* [PROBLEM]
Transcribe all the entries word for word, omitting any pictures they contain.

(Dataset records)
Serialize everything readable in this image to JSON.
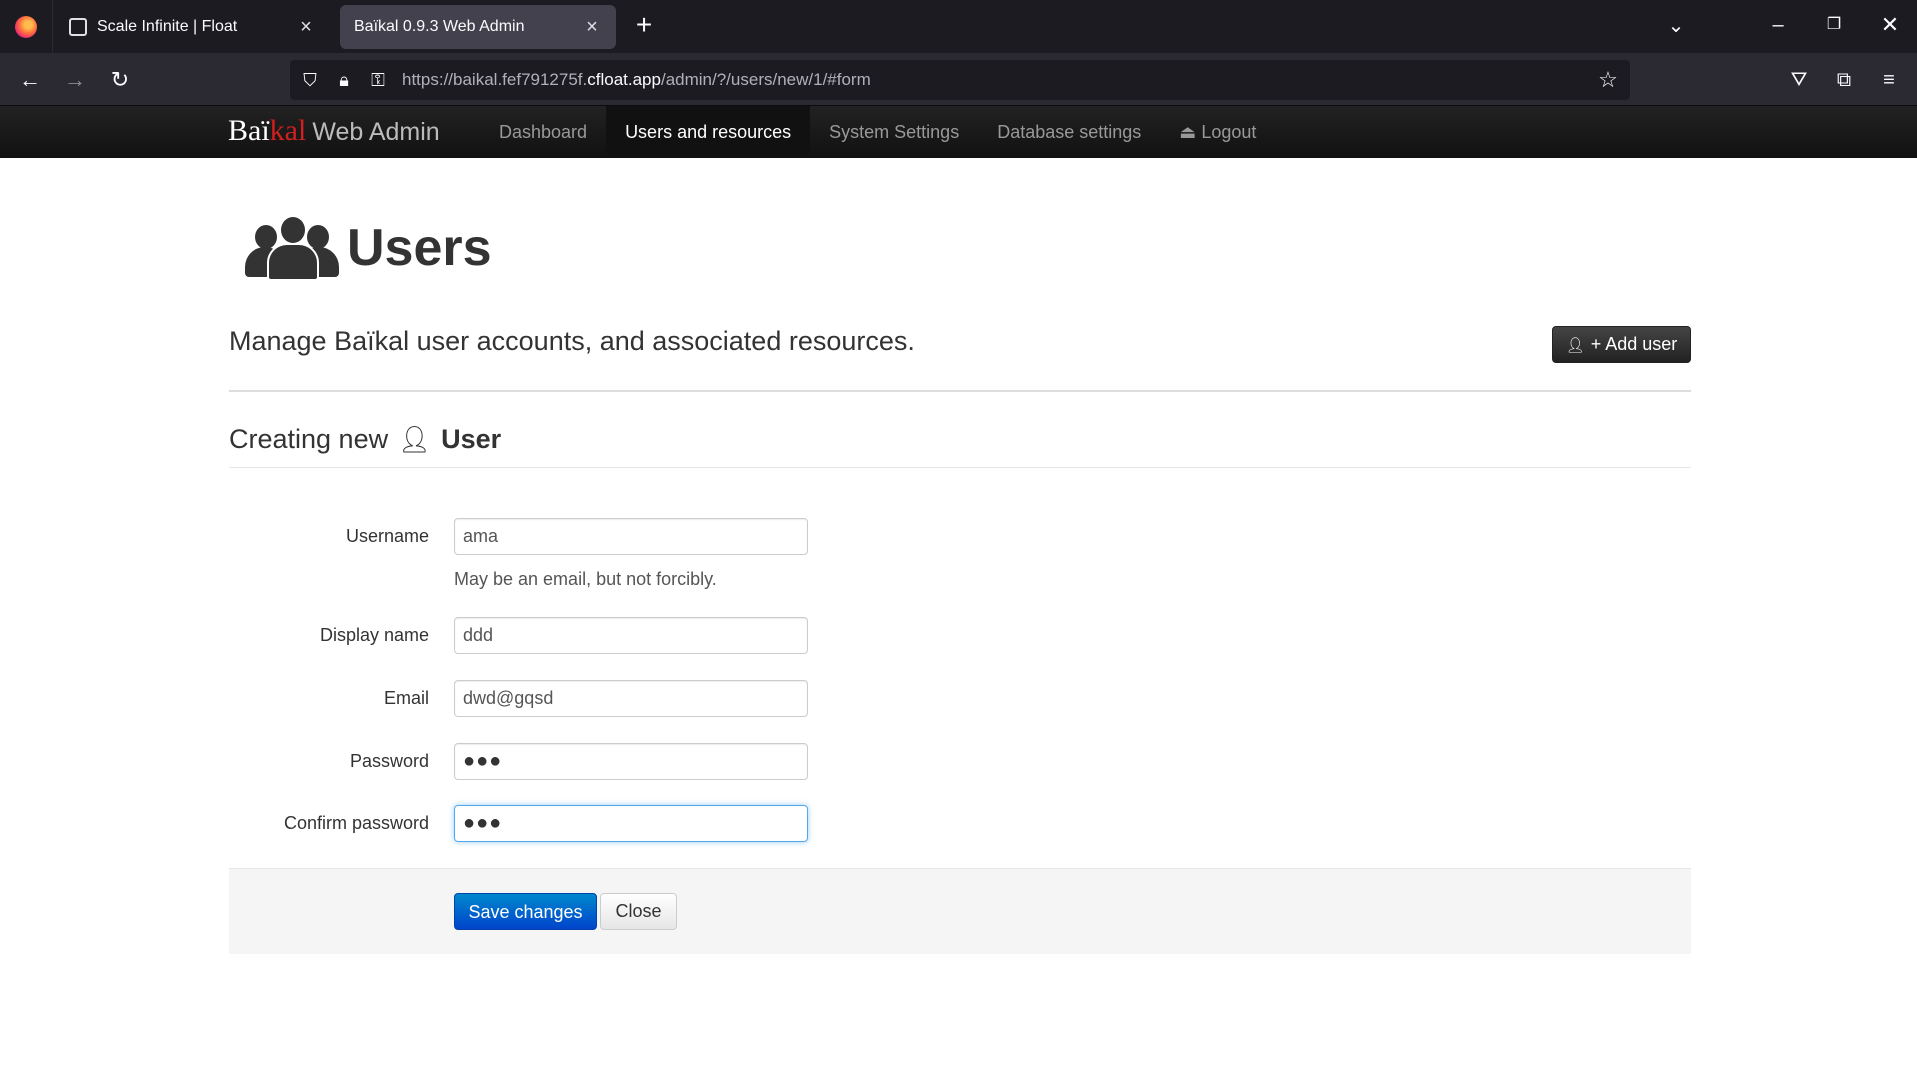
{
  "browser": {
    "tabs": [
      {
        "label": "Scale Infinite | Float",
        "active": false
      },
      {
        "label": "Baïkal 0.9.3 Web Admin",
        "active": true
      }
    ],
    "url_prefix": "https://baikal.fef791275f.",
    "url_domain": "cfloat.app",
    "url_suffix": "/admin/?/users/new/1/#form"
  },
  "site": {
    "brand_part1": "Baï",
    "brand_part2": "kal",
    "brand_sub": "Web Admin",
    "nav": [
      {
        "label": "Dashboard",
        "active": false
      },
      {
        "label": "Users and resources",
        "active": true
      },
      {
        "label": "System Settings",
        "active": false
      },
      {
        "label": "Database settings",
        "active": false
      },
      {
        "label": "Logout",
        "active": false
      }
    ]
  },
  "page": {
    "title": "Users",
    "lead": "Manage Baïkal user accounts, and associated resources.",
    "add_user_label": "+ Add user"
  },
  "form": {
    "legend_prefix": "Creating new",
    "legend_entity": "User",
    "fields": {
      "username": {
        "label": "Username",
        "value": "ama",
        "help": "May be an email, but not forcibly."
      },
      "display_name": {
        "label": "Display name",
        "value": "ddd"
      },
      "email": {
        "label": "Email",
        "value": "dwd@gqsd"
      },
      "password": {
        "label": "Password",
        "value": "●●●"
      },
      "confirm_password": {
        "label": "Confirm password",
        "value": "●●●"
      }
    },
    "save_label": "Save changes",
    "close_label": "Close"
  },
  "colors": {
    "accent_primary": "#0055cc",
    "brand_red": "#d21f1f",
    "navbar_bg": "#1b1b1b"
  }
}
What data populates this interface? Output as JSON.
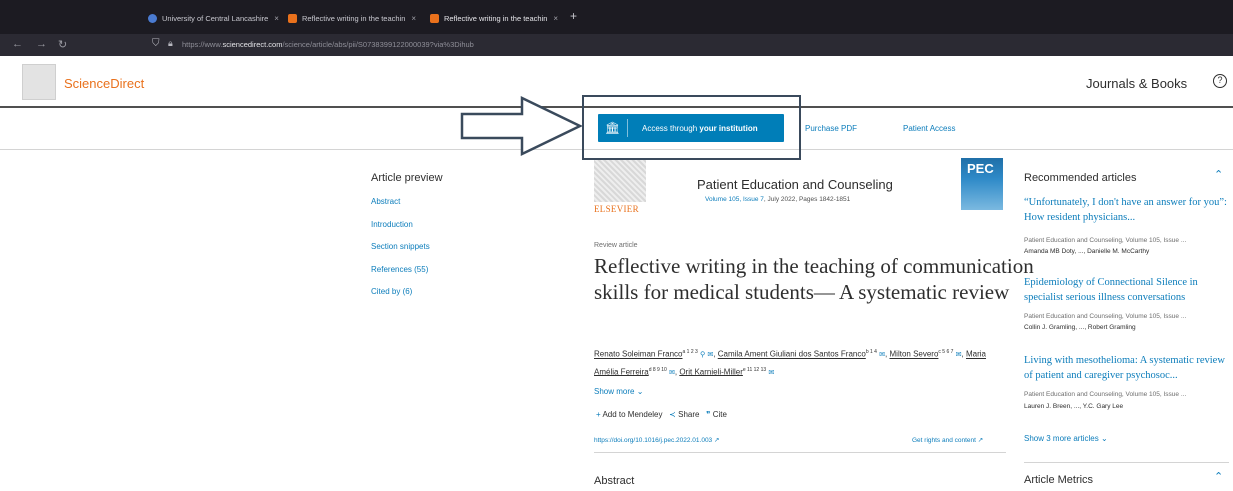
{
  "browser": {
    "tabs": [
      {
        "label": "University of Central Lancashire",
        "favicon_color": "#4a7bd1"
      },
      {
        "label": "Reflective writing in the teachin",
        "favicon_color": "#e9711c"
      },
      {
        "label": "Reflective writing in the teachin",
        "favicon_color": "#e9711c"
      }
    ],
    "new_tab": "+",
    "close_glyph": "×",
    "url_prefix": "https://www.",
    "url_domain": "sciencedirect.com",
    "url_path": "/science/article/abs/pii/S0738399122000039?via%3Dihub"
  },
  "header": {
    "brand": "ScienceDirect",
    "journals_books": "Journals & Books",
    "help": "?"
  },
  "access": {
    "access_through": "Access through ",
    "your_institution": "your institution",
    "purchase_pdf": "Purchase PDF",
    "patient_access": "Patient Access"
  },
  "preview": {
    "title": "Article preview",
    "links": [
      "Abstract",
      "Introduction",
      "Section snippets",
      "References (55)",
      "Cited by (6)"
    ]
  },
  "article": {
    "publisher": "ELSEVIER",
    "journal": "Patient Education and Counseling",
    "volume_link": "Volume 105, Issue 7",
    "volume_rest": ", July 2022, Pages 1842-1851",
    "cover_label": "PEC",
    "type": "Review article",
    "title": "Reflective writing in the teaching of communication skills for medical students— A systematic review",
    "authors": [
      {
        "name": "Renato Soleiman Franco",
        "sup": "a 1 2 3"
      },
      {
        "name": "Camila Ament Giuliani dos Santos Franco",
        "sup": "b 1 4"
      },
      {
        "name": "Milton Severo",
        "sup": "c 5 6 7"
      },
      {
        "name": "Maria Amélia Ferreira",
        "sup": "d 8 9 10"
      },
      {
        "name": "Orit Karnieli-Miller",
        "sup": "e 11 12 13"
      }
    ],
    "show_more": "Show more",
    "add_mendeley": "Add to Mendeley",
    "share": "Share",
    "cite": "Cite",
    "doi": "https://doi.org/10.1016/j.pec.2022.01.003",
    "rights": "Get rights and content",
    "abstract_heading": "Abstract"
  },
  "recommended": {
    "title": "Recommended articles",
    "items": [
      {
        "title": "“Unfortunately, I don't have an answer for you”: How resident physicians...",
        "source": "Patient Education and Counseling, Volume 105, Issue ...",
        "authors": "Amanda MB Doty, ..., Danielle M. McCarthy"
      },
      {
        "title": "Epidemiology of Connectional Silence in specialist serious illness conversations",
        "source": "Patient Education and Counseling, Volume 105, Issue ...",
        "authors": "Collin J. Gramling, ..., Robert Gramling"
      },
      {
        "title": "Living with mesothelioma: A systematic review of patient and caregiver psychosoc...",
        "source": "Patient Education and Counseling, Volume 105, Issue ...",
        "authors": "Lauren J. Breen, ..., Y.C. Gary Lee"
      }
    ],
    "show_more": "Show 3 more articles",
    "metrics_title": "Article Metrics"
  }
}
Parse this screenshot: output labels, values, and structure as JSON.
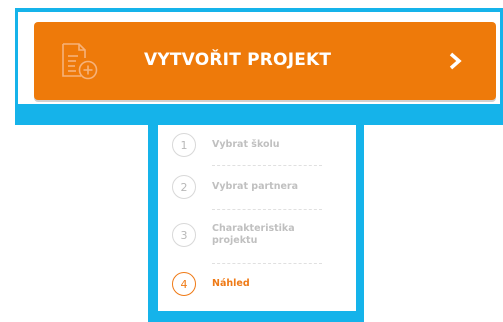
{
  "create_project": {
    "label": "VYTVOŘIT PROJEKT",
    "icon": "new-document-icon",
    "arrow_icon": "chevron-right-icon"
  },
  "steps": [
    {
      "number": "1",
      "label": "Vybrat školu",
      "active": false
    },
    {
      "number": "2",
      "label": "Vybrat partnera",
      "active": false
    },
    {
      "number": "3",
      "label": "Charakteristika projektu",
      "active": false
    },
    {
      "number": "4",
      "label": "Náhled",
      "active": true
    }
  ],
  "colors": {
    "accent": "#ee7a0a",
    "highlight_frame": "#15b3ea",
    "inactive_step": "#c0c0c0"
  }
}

* [FINAL RESULT]
Serialize everything readable in this image to JSON.
{
  "browser": {
    "tabs": [
      {
        "label": "Scale Infinite | Float",
        "active": false
      },
      {
        "label": "Baïkal 0.9.3 Web Admin",
        "active": true
      }
    ],
    "url_prefix": "https://baikal.fef791275f.",
    "url_domain": "cfloat.app",
    "url_suffix": "/admin/?/users/new/1/#form"
  },
  "site": {
    "brand_part1": "Baï",
    "brand_part2": "kal",
    "brand_sub": "Web Admin",
    "nav": [
      {
        "label": "Dashboard",
        "active": false
      },
      {
        "label": "Users and resources",
        "active": true
      },
      {
        "label": "System Settings",
        "active": false
      },
      {
        "label": "Database settings",
        "active": false
      },
      {
        "label": "Logout",
        "active": false
      }
    ]
  },
  "page": {
    "title": "Users",
    "lead": "Manage Baïkal user accounts, and associated resources.",
    "add_user_label": "+ Add user"
  },
  "form": {
    "legend_prefix": "Creating new",
    "legend_entity": "User",
    "fields": {
      "username": {
        "label": "Username",
        "value": "ama",
        "help": "May be an email, but not forcibly."
      },
      "display_name": {
        "label": "Display name",
        "value": "ddd"
      },
      "email": {
        "label": "Email",
        "value": "dwd@gqsd"
      },
      "password": {
        "label": "Password",
        "value": "●●●"
      },
      "confirm_password": {
        "label": "Confirm password",
        "value": "●●●"
      }
    },
    "save_label": "Save changes",
    "close_label": "Close"
  },
  "colors": {
    "accent_primary": "#0055cc",
    "brand_red": "#d21f1f",
    "navbar_bg": "#1b1b1b"
  }
}
What data populates this interface? Output as JSON.
{
  "browser": {
    "tabs": [
      {
        "label": "University of Central Lancashire",
        "favicon_color": "#4a7bd1"
      },
      {
        "label": "Reflective writing in the teachin",
        "favicon_color": "#e9711c"
      },
      {
        "label": "Reflective writing in the teachin",
        "favicon_color": "#e9711c"
      }
    ],
    "new_tab": "+",
    "close_glyph": "×",
    "url_prefix": "https://www.",
    "url_domain": "sciencedirect.com",
    "url_path": "/science/article/abs/pii/S0738399122000039?via%3Dihub"
  },
  "header": {
    "brand": "ScienceDirect",
    "journals_books": "Journals & Books",
    "help": "?"
  },
  "access": {
    "access_through": "Access through ",
    "your_institution": "your institution",
    "purchase_pdf": "Purchase PDF",
    "patient_access": "Patient Access"
  },
  "preview": {
    "title": "Article preview",
    "links": [
      "Abstract",
      "Introduction",
      "Section snippets",
      "References (55)",
      "Cited by (6)"
    ]
  },
  "article": {
    "publisher": "ELSEVIER",
    "journal": "Patient Education and Counseling",
    "volume_link": "Volume 105, Issue 7",
    "volume_rest": ", July 2022, Pages 1842-1851",
    "cover_label": "PEC",
    "type": "Review article",
    "title": "Reflective writing in the teaching of communication skills for medical students— A systematic review",
    "authors": [
      {
        "name": "Renato Soleiman Franco",
        "sup": "a 1 2 3"
      },
      {
        "name": "Camila Ament Giuliani dos Santos Franco",
        "sup": "b 1 4"
      },
      {
        "name": "Milton Severo",
        "sup": "c 5 6 7"
      },
      {
        "name": "Maria Amélia Ferreira",
        "sup": "d 8 9 10"
      },
      {
        "name": "Orit Karnieli-Miller",
        "sup": "e 11 12 13"
      }
    ],
    "show_more": "Show more",
    "add_mendeley": "Add to Mendeley",
    "share": "Share",
    "cite": "Cite",
    "doi": "https://doi.org/10.1016/j.pec.2022.01.003",
    "rights": "Get rights and content",
    "abstract_heading": "Abstract"
  },
  "recommended": {
    "title": "Recommended articles",
    "items": [
      {
        "title": "“Unfortunately, I don't have an answer for you”: How resident physicians...",
        "source": "Patient Education and Counseling, Volume 105, Issue ...",
        "authors": "Amanda MB Doty, ..., Danielle M. McCarthy"
      },
      {
        "title": "Epidemiology of Connectional Silence in specialist serious illness conversations",
        "source": "Patient Education and Counseling, Volume 105, Issue ...",
        "authors": "Collin J. Gramling, ..., Robert Gramling"
      },
      {
        "title": "Living with mesothelioma: A systematic review of patient and caregiver psychosoc...",
        "source": "Patient Education and Counseling, Volume 105, Issue ...",
        "authors": "Lauren J. Breen, ..., Y.C. Gary Lee"
      }
    ],
    "show_more": "Show 3 more articles",
    "metrics_title": "Article Metrics"
  }
}
Parse this screenshot: output labels, values, and structure as JSON.
{
  "create_project": {
    "label": "VYTVOŘIT PROJEKT",
    "icon": "new-document-icon",
    "arrow_icon": "chevron-right-icon"
  },
  "steps": [
    {
      "number": "1",
      "label": "Vybrat školu",
      "active": false
    },
    {
      "number": "2",
      "label": "Vybrat partnera",
      "active": false
    },
    {
      "number": "3",
      "label": "Charakteristika projektu",
      "active": false
    },
    {
      "number": "4",
      "label": "Náhled",
      "active": true
    }
  ],
  "colors": {
    "accent": "#ee7a0a",
    "highlight_frame": "#15b3ea",
    "inactive_step": "#c0c0c0"
  }
}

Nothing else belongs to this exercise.